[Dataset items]
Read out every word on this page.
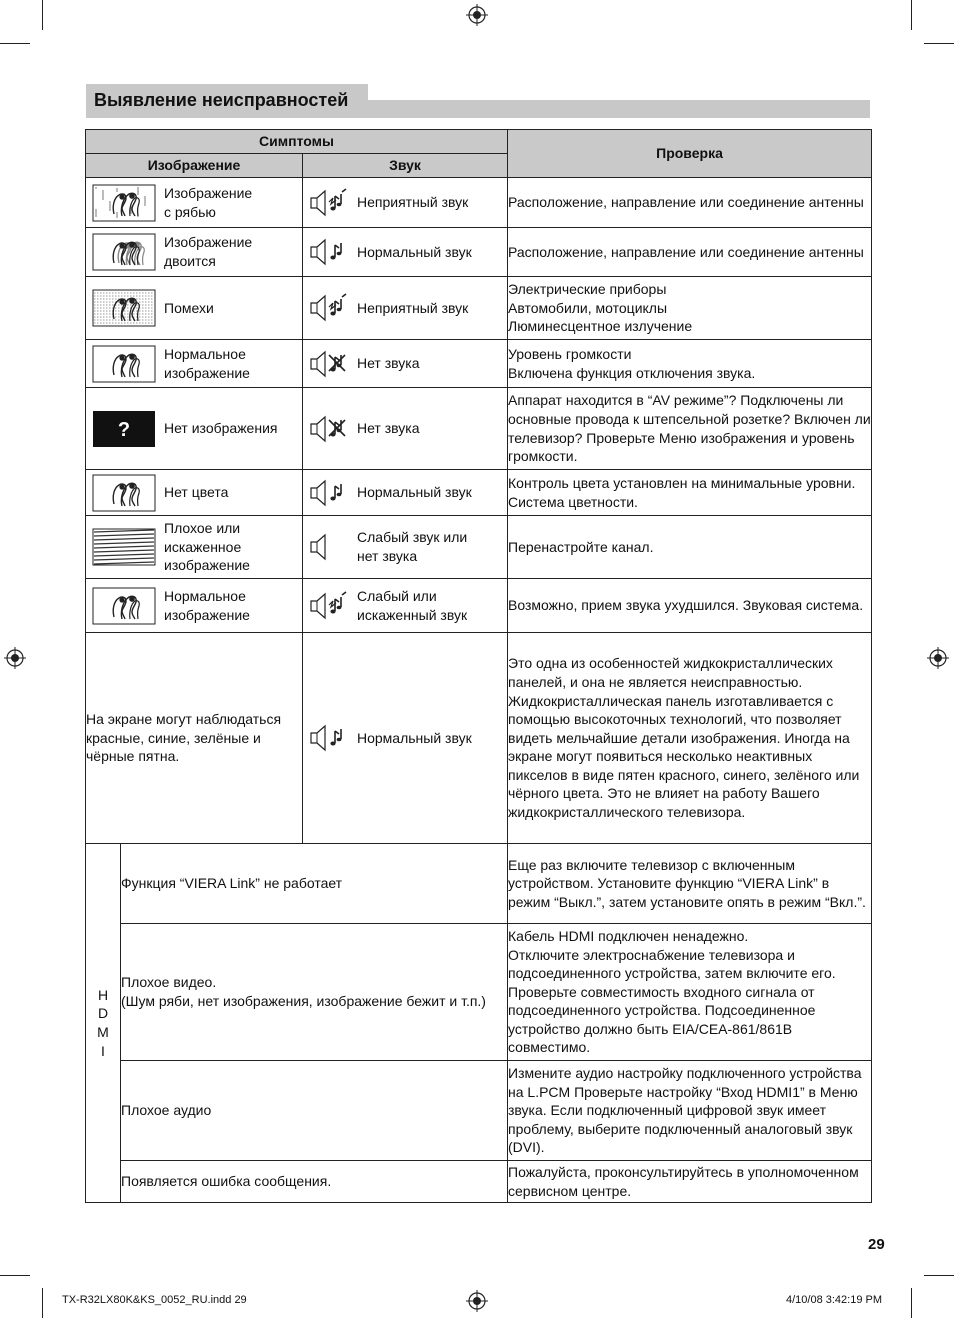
Выявление неисправностей
Симптомы			Проверка
Изображение		Звук	

Изображение
с рябью		Неприятный звук	Расположение, направление или соединение антенны

Изображение
двоится		Нормальный звук	Расположение, направление или соединение антенны

Помехи		Неприятный звук	Электрические приборы
Автомобили, мотоциклы
Люминесцентное излучение

Нормальное
изображение		Нет звука	Уровень громкости
Включена функция отключения звука.

? Нет изображения		Нет звука	Аппарат находится в “AV режиме”? Подключены ли основные провода к штепсельной розетке? Включен ли телевизор? Проверьте Меню изображения и уровень громкости.

Нет цвета		Нормальный звук	Контроль цвета установлен на минимальные уровни. Система цветности.

Плохое или
искаженное
изображение		Слабый звук или
нет звука	Перенастройте канал.

Нормальное
изображение		Слабый или
искаженный звук	Возможно, прием звука ухудшился. Звуковая система.
На экране могут наблюдаться красные, синие, зелёные и чёрные пятна.		Нормальный звук	Это одна из особенностей жидкокристаллических панелей, и она не является неисправностью.
Жидкокристаллическая панель изготавливается с помощью высокоточных технологий, что позволяет видеть мельчайшие детали изображения. Иногда на экране могут появиться несколько неактивных пикселов в виде пятен красного, синего, зелёного или чёрного цвета. Это не влияет на работу Вашего жидкокристаллического телевизора.

H
D
M
I	Функция “VIERA Link” не работает		Еще раз включите телевизор с включенным устройством. Установите функцию “VIERA Link” в режим “Выкл.”, затем установите опять в режим “Вкл.”.
	Плохое видео.
(Шум ряби, нет изображения, изображение бежит и т.п.)		Кабель HDMI подключен ненадежно.
Отключите электроснабжение телевизора и подсоединенного устройства, затем включите его. Проверьте совместимость входного сигнала от подсоединенного устройства. Подсоединенное устройство должно быть EIA/CEA-861/861B совместимо.
	Плохое аудио		Измените аудио настройку подключенного устройства на L.PCM Проверьте настройку “Вход HDMI1” в Меню звука. Если подключенный цифровой звук имеет проблему, выберите подключенный аналоговый звук (DVI).
	Появляется ошибка сообщения.		Пожалуйста, проконсультируйтесь в уполномоченном сервисном центре.
29
TX-R32LX80K&KS_0052_RU.indd 29	4/10/08 3:42:19 PM
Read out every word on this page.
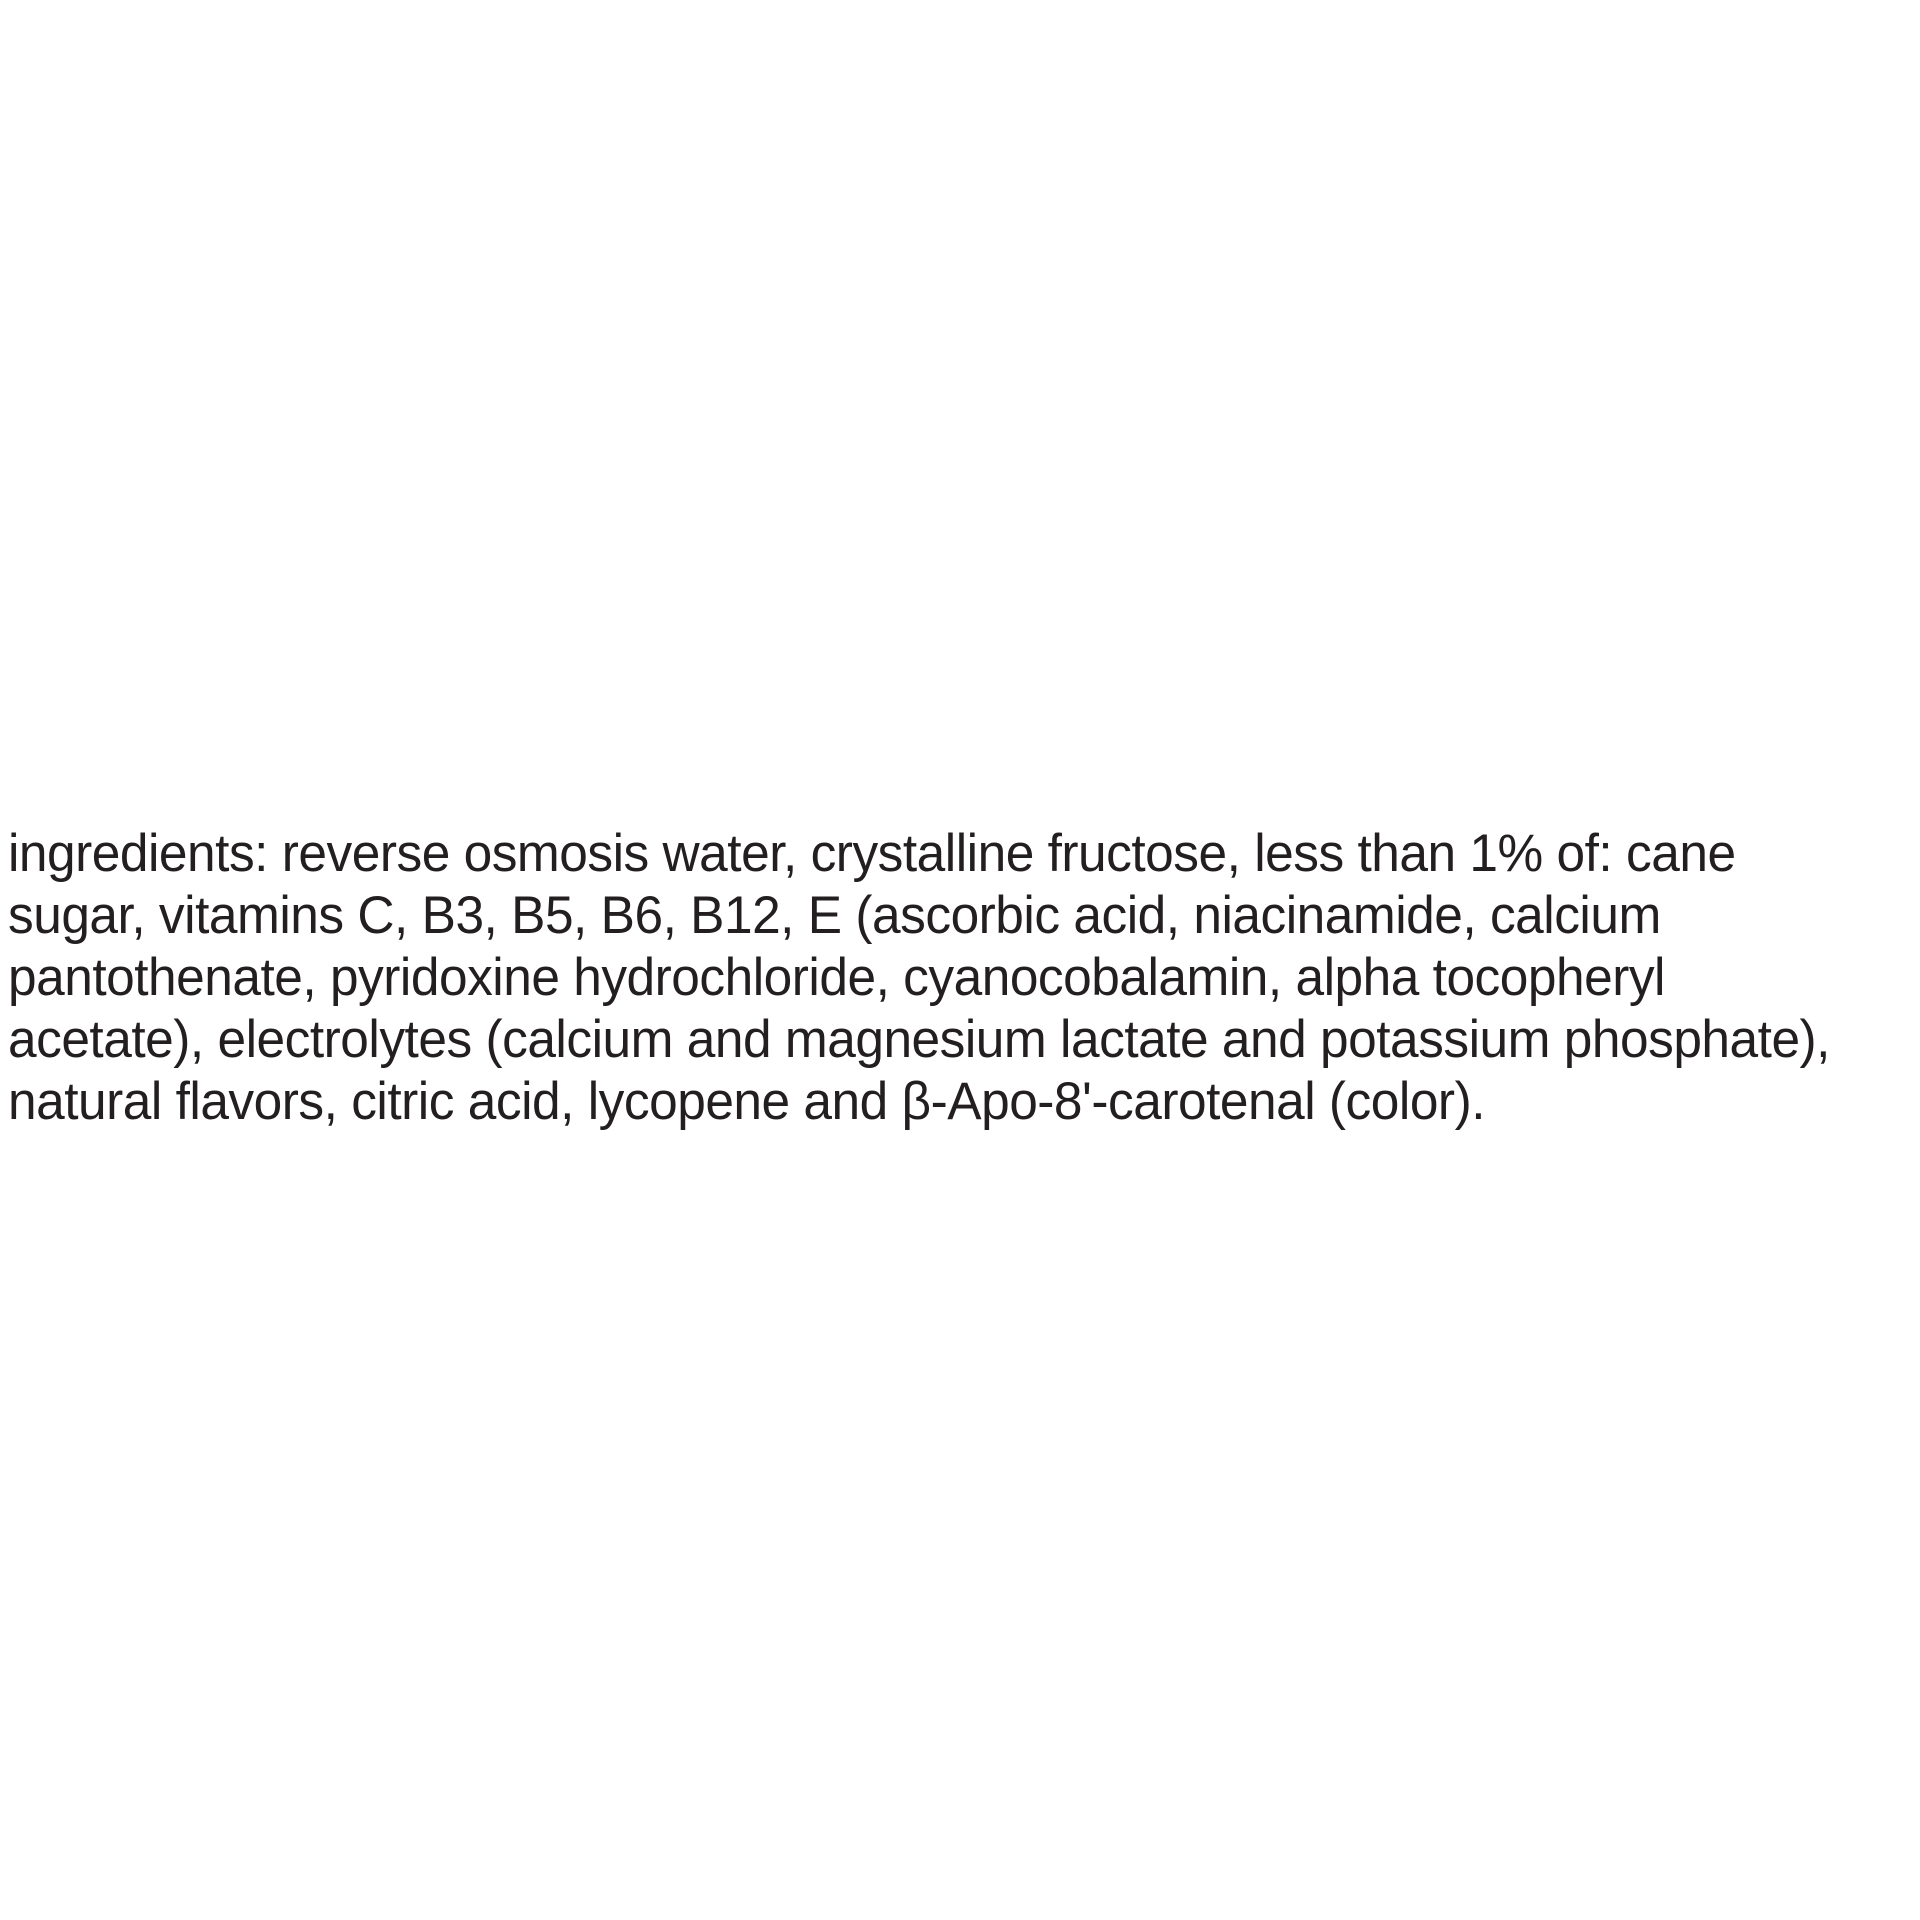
ingredients: reverse osmosis water, crystalline fructose, less than 1% of: cane sugar, vitamins C, B3, B5, B6, B12, E (ascorbic acid, niacinamide, calcium pantothenate, pyridoxine hydrochloride, cyanocobalamin, alpha tocopheryl acetate), electrolytes (calcium and magnesium lactate and potassium phosphate), natural flavors, citric acid, lycopene and β-Apo-8'-carotenal (color).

WHAT THIS TASK INVOLVES
Leave out the pictures and copy everything else in the records word for word.

RIGHT ANSWER
Read out every word on this page.
Выявление неисправностей
Симптомы			Проверка
Изображение		Звук	

Изображение
с рябью		Неприятный звук	Расположение, направление или соединение антенны

Изображение
двоится		Нормальный звук	Расположение, направление или соединение антенны

Помехи		Неприятный звук	Электрические приборы
Автомобили, мотоциклы
Люминесцентное излучение

Нормальное
изображение		Нет звука	Уровень громкости
Включена функция отключения звука.

? Нет изображения		Нет звука	Аппарат находится в “AV режиме”? Подключены ли основные провода к штепсельной розетке? Включен ли телевизор? Проверьте Меню изображения и уровень громкости.

Нет цвета		Нормальный звук	Контроль цвета установлен на минимальные уровни. Система цветности.

Плохое или
искаженное
изображение		Слабый звук или
нет звука	Перенастройте канал.

Нормальное
изображение		Слабый или
искаженный звук	Возможно, прием звука ухудшился. Звуковая система.
На экране могут наблюдаться красные, синие, зелёные и чёрные пятна.		Нормальный звук	Это одна из особенностей жидкокристаллических панелей, и она не является неисправностью.
Жидкокристаллическая панель изготавливается с помощью высокоточных технологий, что позволяет видеть мельчайшие детали изображения. Иногда на экране могут появиться несколько неактивных пикселов в виде пятен красного, синего, зелёного или чёрного цвета. Это не влияет на работу Вашего жидкокристаллического телевизора.

H
D
M
I	Функция “VIERA Link” не работает		Еще раз включите телевизор с включенным устройством. Установите функцию “VIERA Link” в режим “Выкл.”, затем установите опять в режим “Вкл.”.
	Плохое видео.
(Шум ряби, нет изображения, изображение бежит и т.п.)		Кабель HDMI подключен ненадежно.
Отключите электроснабжение телевизора и подсоединенного устройства, затем включите его. Проверьте совместимость входного сигнала от подсоединенного устройства. Подсоединенное устройство должно быть EIA/CEA-861/861B совместимо.
	Плохое аудио		Измените аудио настройку подключенного устройства на L.PCM Проверьте настройку “Вход HDMI1” в Меню звука. Если подключенный цифровой звук имеет проблему, выберите подключенный аналоговый звук (DVI).
	Появляется ошибка сообщения.		Пожалуйста, проконсультируйтесь в уполномоченном сервисном центре.
29
TX-R32LX80K&KS_0052_RU.indd 29	4/10/08 3:42:19 PM
Read out every word on this page.
ingredients: reverse osmosis water, crystalline fructose, less than 1% of: cane sugar, vitamins C, B3, B5, B6, B12, E (ascorbic acid, niacinamide, calcium pantothenate, pyridoxine hydrochloride, cyanocobalamin, alpha tocopheryl acetate), electrolytes (calcium and magnesium lactate and potassium phosphate), natural flavors, citric acid, lycopene and β-Apo-8'-carotenal (color).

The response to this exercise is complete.